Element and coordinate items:
-- -- --

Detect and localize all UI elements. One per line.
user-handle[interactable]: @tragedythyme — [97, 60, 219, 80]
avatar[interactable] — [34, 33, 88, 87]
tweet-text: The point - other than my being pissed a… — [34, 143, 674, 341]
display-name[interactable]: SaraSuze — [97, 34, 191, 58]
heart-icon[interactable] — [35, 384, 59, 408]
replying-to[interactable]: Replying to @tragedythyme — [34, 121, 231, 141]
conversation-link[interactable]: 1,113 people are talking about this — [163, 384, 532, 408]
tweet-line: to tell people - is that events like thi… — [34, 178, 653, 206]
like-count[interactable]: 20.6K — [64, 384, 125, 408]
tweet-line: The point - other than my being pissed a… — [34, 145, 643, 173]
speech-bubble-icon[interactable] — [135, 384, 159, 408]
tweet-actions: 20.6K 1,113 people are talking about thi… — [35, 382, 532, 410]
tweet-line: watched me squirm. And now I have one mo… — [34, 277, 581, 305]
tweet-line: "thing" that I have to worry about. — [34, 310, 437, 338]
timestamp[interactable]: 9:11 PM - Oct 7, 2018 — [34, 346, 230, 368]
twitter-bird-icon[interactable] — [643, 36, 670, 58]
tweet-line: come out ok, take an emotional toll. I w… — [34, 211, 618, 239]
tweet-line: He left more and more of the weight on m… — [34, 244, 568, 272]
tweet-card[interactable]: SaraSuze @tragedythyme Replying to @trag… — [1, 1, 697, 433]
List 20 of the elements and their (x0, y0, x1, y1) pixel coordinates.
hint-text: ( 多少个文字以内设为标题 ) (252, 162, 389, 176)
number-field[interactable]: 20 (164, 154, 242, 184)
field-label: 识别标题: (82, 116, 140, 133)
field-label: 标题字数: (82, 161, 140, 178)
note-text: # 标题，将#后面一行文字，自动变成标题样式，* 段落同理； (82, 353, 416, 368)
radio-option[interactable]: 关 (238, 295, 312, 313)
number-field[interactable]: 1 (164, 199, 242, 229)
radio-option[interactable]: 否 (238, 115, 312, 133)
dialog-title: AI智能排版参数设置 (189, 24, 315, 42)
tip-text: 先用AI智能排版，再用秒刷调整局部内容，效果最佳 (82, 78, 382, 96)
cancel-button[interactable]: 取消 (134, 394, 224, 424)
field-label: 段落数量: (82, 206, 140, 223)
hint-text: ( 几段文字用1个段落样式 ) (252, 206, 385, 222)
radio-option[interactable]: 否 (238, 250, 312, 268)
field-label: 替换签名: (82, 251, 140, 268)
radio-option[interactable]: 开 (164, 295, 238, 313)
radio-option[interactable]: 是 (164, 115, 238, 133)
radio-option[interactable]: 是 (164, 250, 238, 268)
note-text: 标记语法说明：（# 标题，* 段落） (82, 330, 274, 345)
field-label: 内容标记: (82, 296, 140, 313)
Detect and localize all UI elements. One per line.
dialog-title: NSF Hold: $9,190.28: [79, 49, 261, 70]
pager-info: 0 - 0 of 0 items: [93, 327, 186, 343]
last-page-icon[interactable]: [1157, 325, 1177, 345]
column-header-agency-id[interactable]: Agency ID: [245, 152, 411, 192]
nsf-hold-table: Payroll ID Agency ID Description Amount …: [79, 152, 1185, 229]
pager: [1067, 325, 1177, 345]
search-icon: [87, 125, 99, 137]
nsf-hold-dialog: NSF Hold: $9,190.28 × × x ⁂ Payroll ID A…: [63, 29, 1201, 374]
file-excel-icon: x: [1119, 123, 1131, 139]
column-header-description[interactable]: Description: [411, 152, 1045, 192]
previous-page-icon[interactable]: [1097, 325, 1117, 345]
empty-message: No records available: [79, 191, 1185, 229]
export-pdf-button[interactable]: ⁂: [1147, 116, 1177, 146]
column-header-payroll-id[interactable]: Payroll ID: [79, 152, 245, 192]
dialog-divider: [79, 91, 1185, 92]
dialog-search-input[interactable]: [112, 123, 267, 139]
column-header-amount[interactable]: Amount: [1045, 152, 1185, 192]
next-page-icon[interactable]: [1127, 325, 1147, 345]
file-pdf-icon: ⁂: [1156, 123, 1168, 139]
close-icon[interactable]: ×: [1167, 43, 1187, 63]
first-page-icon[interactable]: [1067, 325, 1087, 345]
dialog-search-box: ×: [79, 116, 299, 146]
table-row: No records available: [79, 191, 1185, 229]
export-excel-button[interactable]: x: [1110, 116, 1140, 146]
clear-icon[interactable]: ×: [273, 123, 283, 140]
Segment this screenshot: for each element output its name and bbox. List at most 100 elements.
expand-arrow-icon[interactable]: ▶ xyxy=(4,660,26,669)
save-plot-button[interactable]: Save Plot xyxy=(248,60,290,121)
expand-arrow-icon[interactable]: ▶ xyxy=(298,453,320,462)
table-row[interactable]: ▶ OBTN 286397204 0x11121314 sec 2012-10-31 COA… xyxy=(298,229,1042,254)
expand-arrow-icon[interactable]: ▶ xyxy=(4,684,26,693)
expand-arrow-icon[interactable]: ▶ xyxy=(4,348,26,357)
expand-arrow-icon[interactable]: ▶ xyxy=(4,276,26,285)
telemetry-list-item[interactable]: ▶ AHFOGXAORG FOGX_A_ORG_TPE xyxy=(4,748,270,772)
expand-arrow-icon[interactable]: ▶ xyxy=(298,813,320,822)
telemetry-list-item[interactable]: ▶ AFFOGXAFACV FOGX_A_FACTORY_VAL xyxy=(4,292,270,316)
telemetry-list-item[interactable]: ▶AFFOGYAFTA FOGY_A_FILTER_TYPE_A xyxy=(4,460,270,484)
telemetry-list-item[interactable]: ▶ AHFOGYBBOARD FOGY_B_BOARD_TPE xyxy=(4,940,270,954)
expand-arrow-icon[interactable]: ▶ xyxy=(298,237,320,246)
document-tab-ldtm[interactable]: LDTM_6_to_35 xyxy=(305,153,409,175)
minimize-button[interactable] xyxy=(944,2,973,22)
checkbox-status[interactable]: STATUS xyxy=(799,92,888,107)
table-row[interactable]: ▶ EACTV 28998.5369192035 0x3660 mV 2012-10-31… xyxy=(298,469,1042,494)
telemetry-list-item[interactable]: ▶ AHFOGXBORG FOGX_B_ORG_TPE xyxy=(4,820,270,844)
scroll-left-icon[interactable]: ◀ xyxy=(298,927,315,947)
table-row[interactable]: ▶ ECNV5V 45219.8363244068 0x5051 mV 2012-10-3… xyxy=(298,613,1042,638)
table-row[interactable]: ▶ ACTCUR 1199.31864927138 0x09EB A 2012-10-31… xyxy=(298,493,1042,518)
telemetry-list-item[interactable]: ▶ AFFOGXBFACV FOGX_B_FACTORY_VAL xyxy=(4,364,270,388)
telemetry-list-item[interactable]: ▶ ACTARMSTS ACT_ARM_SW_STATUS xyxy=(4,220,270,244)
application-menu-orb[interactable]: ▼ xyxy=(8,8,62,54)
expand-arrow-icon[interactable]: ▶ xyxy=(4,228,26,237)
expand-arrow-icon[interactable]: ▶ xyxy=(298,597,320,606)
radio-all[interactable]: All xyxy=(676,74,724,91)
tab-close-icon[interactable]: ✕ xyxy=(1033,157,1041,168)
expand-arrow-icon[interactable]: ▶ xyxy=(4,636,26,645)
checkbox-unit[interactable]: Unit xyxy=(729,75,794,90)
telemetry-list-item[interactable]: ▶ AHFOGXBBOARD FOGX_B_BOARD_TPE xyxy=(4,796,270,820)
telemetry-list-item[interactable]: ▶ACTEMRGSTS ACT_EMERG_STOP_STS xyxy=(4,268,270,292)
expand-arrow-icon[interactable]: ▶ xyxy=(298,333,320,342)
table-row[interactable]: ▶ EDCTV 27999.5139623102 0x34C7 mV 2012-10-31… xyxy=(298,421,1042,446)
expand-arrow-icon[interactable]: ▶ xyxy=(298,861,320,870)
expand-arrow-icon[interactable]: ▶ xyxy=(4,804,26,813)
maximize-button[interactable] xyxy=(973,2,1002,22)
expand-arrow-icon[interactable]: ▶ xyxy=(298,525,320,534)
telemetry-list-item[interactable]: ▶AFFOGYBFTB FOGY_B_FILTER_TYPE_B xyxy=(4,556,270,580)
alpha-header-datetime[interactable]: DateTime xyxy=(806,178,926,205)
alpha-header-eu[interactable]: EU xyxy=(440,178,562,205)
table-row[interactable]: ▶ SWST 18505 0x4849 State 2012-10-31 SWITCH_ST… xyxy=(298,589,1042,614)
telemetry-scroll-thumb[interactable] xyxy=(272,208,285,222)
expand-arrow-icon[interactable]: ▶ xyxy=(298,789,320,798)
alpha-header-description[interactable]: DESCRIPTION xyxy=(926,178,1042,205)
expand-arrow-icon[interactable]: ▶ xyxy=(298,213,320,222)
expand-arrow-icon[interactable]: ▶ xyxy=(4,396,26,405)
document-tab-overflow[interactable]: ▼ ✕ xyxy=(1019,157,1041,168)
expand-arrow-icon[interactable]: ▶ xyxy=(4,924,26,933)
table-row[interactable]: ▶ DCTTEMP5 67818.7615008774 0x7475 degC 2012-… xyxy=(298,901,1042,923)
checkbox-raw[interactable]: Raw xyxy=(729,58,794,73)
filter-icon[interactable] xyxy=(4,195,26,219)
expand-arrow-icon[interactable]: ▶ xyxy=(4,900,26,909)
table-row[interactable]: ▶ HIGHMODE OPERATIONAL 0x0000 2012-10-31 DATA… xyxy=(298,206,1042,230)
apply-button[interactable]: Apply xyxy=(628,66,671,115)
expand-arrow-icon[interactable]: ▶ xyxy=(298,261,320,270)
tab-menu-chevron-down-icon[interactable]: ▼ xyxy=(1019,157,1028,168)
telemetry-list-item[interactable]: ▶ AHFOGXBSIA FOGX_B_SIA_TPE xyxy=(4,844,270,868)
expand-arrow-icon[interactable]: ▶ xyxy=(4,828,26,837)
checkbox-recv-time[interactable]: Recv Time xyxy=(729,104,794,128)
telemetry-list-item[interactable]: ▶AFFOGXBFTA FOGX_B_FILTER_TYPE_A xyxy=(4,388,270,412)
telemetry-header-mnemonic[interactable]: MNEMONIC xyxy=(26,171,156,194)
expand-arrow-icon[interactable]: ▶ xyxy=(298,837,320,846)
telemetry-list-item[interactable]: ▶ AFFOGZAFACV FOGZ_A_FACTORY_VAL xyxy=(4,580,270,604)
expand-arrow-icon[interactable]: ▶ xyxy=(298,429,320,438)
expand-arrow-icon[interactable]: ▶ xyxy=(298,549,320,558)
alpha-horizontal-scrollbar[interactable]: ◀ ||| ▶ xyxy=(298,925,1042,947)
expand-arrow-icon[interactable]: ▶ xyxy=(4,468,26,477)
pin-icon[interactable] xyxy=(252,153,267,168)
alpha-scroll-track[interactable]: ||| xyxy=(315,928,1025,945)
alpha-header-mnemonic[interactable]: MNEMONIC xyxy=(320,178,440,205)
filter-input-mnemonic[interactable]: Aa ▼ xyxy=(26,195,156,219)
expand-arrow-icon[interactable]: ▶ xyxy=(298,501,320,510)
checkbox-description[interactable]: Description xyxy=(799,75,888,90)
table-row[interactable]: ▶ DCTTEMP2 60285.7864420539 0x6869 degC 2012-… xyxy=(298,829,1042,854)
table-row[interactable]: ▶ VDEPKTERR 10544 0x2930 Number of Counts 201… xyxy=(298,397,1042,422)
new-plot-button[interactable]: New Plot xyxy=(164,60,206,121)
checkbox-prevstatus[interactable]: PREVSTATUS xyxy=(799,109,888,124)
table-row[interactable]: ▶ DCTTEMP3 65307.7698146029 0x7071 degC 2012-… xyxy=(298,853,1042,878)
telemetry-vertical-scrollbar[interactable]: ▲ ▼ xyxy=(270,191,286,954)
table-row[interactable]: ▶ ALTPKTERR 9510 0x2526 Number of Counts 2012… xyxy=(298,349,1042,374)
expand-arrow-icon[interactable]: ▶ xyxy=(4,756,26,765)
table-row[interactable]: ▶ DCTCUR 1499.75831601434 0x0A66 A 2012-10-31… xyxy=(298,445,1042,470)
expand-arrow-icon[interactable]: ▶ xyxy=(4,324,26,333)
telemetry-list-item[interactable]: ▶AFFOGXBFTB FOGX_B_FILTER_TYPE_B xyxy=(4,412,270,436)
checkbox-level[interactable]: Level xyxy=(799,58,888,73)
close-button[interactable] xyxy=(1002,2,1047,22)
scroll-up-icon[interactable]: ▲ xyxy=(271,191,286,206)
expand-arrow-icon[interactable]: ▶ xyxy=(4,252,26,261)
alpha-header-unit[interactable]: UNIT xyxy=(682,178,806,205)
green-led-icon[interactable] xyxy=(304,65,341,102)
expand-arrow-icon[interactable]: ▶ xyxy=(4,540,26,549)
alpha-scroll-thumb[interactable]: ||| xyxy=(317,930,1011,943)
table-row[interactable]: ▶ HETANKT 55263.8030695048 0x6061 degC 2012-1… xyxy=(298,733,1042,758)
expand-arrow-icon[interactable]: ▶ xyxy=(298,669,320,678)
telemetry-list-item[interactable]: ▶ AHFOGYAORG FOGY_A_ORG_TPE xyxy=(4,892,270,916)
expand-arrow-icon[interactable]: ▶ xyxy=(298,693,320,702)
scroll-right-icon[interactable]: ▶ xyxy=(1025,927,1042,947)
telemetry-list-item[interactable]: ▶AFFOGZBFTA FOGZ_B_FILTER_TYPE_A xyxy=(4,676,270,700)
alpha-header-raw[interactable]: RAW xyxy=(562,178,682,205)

-- -- --

Output the lines from the start of the items through the line containing "display-name[interactable]: SaraSuze —", both included, copied exactly.

Detect and localize all UI elements. One per line.
user-handle[interactable]: @tragedythyme — [97, 60, 219, 80]
avatar[interactable] — [34, 33, 88, 87]
tweet-text: The point - other than my being pissed a… — [34, 143, 674, 341]
display-name[interactable]: SaraSuze — [97, 34, 191, 58]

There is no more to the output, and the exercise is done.